**Problem description**. Using the data below, copy each line that includes the word "label".

**Records supplied**.
- - -

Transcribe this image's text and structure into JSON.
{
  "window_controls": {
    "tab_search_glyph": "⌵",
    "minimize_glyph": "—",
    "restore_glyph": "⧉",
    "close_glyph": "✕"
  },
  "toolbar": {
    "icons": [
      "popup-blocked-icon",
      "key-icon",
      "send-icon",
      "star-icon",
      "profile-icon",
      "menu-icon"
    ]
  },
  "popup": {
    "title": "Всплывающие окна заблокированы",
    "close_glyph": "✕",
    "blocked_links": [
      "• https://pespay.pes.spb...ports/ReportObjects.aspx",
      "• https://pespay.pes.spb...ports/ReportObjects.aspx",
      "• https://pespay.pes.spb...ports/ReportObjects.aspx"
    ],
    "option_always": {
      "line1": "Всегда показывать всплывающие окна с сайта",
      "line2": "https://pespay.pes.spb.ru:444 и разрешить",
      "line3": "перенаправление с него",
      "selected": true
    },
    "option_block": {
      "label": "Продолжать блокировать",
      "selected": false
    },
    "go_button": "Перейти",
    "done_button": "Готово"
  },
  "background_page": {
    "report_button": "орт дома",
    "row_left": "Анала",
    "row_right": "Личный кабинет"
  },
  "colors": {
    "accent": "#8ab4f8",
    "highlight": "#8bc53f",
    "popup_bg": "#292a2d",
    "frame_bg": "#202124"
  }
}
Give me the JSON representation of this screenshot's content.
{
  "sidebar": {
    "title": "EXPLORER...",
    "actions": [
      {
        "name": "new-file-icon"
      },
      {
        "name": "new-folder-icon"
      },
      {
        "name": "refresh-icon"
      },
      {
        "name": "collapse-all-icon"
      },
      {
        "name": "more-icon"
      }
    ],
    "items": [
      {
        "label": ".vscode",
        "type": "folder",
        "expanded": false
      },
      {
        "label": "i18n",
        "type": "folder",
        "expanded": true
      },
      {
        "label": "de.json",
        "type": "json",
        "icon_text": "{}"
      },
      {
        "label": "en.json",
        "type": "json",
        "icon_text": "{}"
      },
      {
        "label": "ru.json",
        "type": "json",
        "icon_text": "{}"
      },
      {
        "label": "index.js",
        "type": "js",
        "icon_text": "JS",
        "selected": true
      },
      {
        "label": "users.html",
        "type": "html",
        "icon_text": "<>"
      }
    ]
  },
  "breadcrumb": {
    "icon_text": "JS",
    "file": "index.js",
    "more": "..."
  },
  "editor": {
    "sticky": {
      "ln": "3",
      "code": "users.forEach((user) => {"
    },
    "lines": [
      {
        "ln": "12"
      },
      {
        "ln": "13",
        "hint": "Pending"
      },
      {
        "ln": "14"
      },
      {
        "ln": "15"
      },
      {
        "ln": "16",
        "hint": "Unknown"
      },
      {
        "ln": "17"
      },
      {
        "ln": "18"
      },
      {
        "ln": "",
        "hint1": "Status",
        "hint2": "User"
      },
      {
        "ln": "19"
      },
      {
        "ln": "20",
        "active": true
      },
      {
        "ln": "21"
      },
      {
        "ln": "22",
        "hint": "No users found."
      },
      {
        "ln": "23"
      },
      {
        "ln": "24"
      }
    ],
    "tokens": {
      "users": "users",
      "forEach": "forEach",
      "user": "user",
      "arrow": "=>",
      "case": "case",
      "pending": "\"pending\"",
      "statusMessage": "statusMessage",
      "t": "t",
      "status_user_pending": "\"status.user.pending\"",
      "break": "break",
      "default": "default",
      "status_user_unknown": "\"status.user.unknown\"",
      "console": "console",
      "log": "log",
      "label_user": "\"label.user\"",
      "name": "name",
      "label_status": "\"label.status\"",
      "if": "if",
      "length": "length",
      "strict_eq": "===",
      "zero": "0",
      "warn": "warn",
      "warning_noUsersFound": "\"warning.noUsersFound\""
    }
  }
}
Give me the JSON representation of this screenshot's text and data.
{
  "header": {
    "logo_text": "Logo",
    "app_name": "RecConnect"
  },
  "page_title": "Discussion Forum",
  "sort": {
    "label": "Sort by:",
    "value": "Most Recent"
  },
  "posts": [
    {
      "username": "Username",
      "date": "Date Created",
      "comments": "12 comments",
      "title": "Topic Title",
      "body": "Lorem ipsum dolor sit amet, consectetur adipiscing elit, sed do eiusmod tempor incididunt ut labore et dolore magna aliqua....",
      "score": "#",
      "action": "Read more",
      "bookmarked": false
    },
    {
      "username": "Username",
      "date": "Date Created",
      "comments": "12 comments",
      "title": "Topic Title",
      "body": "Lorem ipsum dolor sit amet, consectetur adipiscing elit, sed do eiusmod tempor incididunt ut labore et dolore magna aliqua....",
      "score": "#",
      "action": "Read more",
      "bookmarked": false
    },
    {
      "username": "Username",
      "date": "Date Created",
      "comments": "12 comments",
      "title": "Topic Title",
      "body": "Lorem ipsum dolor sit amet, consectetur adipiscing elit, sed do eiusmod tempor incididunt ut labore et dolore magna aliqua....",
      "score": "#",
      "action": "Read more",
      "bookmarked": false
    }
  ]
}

- - -

**Solved problem**.
      "label": "Продолжать блокировать",
        "label": ".vscode",
        "label": "i18n",
        "label": "de.json",
        "label": "en.json",
        "label": "ru.json",
        "label": "index.js",
        "label": "users.html",
      "label_user": "\"label.user\"",
      "label_status": "\"label.status\"",
    "label": "Sort by:",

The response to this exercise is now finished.